* begin *
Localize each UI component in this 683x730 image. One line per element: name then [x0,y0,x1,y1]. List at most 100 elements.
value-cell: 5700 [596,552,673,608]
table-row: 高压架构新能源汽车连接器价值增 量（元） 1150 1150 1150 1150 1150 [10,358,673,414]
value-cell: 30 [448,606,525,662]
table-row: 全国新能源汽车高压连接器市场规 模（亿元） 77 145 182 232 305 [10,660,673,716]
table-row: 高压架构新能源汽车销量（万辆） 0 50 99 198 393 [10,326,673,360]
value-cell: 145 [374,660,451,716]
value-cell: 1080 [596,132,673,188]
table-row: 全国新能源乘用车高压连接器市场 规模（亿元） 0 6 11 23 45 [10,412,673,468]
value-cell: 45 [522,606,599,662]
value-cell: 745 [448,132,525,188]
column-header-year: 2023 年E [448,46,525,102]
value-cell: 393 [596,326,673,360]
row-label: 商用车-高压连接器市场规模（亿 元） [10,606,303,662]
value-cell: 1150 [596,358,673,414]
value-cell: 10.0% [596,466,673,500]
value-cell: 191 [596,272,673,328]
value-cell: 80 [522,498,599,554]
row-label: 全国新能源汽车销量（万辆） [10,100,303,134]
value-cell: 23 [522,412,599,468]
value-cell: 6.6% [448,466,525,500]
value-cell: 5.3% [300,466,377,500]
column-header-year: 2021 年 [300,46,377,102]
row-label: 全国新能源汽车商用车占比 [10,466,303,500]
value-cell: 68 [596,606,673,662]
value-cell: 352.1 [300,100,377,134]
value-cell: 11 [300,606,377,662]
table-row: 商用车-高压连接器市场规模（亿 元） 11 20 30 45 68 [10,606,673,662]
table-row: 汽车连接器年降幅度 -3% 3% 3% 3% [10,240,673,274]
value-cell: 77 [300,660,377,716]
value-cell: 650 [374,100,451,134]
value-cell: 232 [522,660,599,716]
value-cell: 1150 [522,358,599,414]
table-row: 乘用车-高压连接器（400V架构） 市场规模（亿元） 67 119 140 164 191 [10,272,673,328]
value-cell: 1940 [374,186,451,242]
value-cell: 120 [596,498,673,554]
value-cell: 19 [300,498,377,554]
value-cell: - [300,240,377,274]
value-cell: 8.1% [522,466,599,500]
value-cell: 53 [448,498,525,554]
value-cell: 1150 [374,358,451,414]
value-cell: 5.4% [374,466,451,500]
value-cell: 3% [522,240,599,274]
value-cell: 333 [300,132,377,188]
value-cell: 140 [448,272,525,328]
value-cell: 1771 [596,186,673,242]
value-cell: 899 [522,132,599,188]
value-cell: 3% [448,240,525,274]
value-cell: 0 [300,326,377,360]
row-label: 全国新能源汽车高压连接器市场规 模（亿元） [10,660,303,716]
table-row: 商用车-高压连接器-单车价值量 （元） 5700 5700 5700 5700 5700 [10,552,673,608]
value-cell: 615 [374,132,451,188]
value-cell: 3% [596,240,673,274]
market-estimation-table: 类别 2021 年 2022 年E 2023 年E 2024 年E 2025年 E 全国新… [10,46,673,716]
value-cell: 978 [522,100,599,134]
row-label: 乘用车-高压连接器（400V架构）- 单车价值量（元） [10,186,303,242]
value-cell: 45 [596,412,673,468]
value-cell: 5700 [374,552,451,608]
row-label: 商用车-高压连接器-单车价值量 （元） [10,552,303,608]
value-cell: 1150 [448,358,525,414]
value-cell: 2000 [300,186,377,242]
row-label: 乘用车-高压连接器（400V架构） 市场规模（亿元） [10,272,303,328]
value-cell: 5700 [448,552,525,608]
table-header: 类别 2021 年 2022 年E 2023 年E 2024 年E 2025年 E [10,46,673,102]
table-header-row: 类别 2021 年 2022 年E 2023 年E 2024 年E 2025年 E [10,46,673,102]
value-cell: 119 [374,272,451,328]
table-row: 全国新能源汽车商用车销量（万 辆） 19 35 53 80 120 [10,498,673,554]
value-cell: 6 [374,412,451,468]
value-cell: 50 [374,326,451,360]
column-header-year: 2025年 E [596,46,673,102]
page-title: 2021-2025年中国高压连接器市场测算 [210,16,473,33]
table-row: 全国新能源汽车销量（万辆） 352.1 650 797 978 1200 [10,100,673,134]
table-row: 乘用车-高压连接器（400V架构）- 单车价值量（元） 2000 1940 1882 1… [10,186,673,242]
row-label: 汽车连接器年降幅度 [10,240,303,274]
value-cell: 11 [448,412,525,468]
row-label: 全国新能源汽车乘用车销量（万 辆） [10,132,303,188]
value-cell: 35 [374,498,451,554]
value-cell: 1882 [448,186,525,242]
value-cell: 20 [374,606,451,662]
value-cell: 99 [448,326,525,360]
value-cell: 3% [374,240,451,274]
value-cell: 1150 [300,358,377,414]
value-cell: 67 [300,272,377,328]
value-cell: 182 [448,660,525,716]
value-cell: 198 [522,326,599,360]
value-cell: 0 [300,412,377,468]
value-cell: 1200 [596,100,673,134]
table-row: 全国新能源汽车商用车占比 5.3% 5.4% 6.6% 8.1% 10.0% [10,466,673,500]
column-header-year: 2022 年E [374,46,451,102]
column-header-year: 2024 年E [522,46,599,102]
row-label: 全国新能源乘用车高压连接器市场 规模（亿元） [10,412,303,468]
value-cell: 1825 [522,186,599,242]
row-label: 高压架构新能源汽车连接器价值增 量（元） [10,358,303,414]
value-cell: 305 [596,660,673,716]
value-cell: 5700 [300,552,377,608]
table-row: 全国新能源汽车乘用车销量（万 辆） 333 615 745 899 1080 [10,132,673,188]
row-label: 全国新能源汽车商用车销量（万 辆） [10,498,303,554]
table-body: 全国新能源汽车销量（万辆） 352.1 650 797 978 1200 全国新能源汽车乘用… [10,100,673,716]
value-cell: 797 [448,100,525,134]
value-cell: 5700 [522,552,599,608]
* end *
▶ [GOAL OF THE EXERCISE]: Render every line of the data above as a Markdown table with the columns Row and Data line, numbering the lines in order and skipping any blank lines.

▶ [SOLUTION TO THIS TASK]:
| Row | Data line |
|---|---|
| 1 | Localize each UI component in this 683x730 image. One line per element: name then [x0,y0,x1,y1]. List at most 100 elements. |
| 2 | value-cell: 5700 [596,552,673,608] |
| 3 | table-row: 高压架构新能源汽车连接器价值增 量（元） 1150 1150 1150 1150 1150 [10,358,673,414] |
| 4 | value-cell: 30 [448,606,525,662] |
| 5 | table-row: 全国新能源汽车高压连接器市场规 模（亿元） 77 145 182 232 305 [10,660,673,716] |
| 6 | table-row: 高压架构新能源汽车销量（万辆） 0 50 99 198 393 [10,326,673,360] |
| 7 | value-cell: 145 [374,660,451,716] |
| 8 | value-cell: 1080 [596,132,673,188] |
| 9 | table-row: 全国新能源乘用车高压连接器市场 规模（亿元） 0 6 11 23 45 [10,412,673,468] |
| 10 | value-cell: 45 [522,606,599,662] |
| 11 | value-cell: 745 [448,132,525,188] |
| 12 | column-header-year: 2023 年E [448,46,525,102] |
| 13 | value-cell: 393 [596,326,673,360] |
| 14 | row-label: 商用车-高压连接器市场规模（亿 元） [10,606,303,662] |
| 15 | value-cell: 1150 [596,358,673,414] |
| 16 | value-cell: 10.0% [596,466,673,500] |
| 17 | value-cell: 191 [596,272,673,328] |
| 18 | value-cell: 80 [522,498,599,554] |
| 19 | row-label: 全国新能源汽车销量（万辆） [10,100,303,134] |
| 20 | value-cell: 23 [522,412,599,468] |
| 21 | value-cell: 6.6% [448,466,525,500] |
| 22 | value-cell: 5.3% [300,466,377,500] |
| 23 | column-header-year: 2021 年 [300,46,377,102] |
| 24 | row-label: 全国新能源汽车商用车占比 [10,466,303,500] |
| 25 | value-cell: 68 [596,606,673,662] |
| 26 | value-cell: 352.1 [300,100,377,134] |
| 27 | value-cell: 11 [300,606,377,662] |
| 28 | table-row: 商用车-高压连接器市场规模（亿 元） 11 20 30 45 68 [10,606,673,662] |
| 29 | table-row: 汽车连接器年降幅度 -3% 3% 3% 3% [10,240,673,274] |
| 30 | value-cell: 77 [300,660,377,716] |
| 31 | value-cell: 650 [374,100,451,134] |
| 32 | value-cell: 232 [522,660,599,716] |
| 33 | value-cell: 1150 [522,358,599,414] |
| 34 | table-row: 乘用车-高压连接器（400V架构） 市场规模（亿元） 67 119 140 164 191 [10,272,673,328] |
| 35 | value-cell: 1940 [374,186,451,242] |
| 36 | value-cell: 120 [596,498,673,554] |
| 37 | value-cell: 19 [300,498,377,554] |
| 38 | value-cell: - [300,240,377,274] |
| 39 | value-cell: 8.1% [522,466,599,500] |
| 40 | value-cell: 53 [448,498,525,554] |
| 41 | value-cell: 1150 [374,358,451,414] |
| 42 | value-cell: 5.4% [374,466,451,500] |
| 43 | value-cell: 3% [522,240,599,274] |
| 44 | value-cell: 333 [300,132,377,188] |
| 45 | value-cell: 140 [448,272,525,328] |
| 46 | value-cell: 1771 [596,186,673,242] |
| 47 | value-cell: 899 [522,132,599,188] |
| 48 | value-cell: 3% [448,240,525,274] |
| 49 | value-cell: 0 [300,326,377,360] |
| 50 | row-label: 全国新能源汽车高压连接器市场规 模（亿元） [10,660,303,716] |
| 51 | table-row: 商用车-高压连接器-单车价值量 （元） 5700 5700 5700 5700 5700 [10,552,673,608] |
| 52 | value-cell: 615 [374,132,451,188] |
| 53 | value-cell: 3% [596,240,673,274] |
| 54 | market-estimation-table: 类别 2021 年 2022 年E 2023 年E 2024 年E 2025年 E 全国新… [10,46,673,716] |
| 55 | value-cell: 978 [522,100,599,134] |
| 56 | row-label: 乘用车-高压连接器（400V架构）- 单车价值量（元） [10,186,303,242] |
| 57 | value-cell: 45 [596,412,673,468] |
| 58 | value-cell: 5700 [374,552,451,608] |
| 59 | row-label: 商用车-高压连接器-单车价值量 （元） [10,552,303,608] |
| 60 | value-cell: 1150 [448,358,525,414] |
| 61 | value-cell: 2000 [300,186,377,242] |
| 62 | row-label: 乘用车-高压连接器（400V架构） 市场规模（亿元） [10,272,303,328] |
| 63 | value-cell: 5700 [448,552,525,608] |
| 64 | table-header: 类别 2021 年 2022 年E 2023 年E 2024 年E 2025年 E [10,46,673,102] |
| 65 | table-header-row: 类别 2021 年 2022 年E 2023 年E 2024 年E 2025年 E [10,46,673,102] |
| 66 | value-cell: 119 [374,272,451,328] |
| 67 | table-row: 全国新能源汽车商用车销量（万 辆） 19 35 53 80 120 [10,498,673,554] |
| 68 | value-cell: 6 [374,412,451,468] |
| 69 | value-cell: 50 [374,326,451,360] |
| 70 | column-header-year: 2025年 E [596,46,673,102] |
| 71 | page-title: 2021-2025年中国高压连接器市场测算 [210,16,473,33] |
| 72 | table-row: 全国新能源汽车销量（万辆） 352.1 650 797 978 1200 [10,100,673,134] |
| 73 | table-row: 乘用车-高压连接器（400V架构）- 单车价值量（元） 2000 1940 1882 1… [10,186,673,242] |
| 74 | row-label: 汽车连接器年降幅度 [10,240,303,274] |
| 75 | value-cell: 11 [448,412,525,468] |
| 76 | row-label: 全国新能源汽车乘用车销量（万 辆） [10,132,303,188] |
| 77 | value-cell: 35 [374,498,451,554] |
| 78 | value-cell: 1882 [448,186,525,242] |
| 79 | value-cell: 20 [374,606,451,662] |
| 80 | value-cell: 99 [448,326,525,360] |
| 81 | value-cell: 3% [374,240,451,274] |
| 82 | value-cell: 1150 [300,358,377,414] |
| 83 | value-cell: 67 [300,272,377,328] |
| 84 | value-cell: 182 [448,660,525,716] |
| 85 | value-cell: 198 [522,326,599,360] |
| 86 | value-cell: 0 [300,412,377,468] |
| 87 | value-cell: 1200 [596,100,673,134] |
| 88 | table-row: 全国新能源汽车商用车占比 5.3% 5.4% 6.6% 8.1% 10.0% [10,466,673,500] |
| 89 | column-header-year: 2022 年E [374,46,451,102] |
| 90 | column-header-year: 2024 年E [522,46,599,102] |
| 91 | row-label: 全国新能源乘用车高压连接器市场 规模（亿元） [10,412,303,468] |
| 92 | value-cell: 1825 [522,186,599,242] |
| 93 | row-label: 高压架构新能源汽车连接器价值增 量（元） [10,358,303,414] |
| 94 | value-cell: 305 [596,660,673,716] |
| 95 | value-cell: 5700 [300,552,377,608] |
| 96 | table-row: 全国新能源汽车乘用车销量（万 辆） 333 615 745 899 1080 [10,132,673,188] |
| 97 | row-label: 全国新能源汽车商用车销量（万 辆） [10,498,303,554] |
| 98 | table-body: 全国新能源汽车销量（万辆） 352.1 650 797 978 1200 全国新能源汽车乘用… [10,100,673,716] |
| 99 | value-cell: 797 [448,100,525,134] |
| 100 | value-cell: 5700 [522,552,599,608] |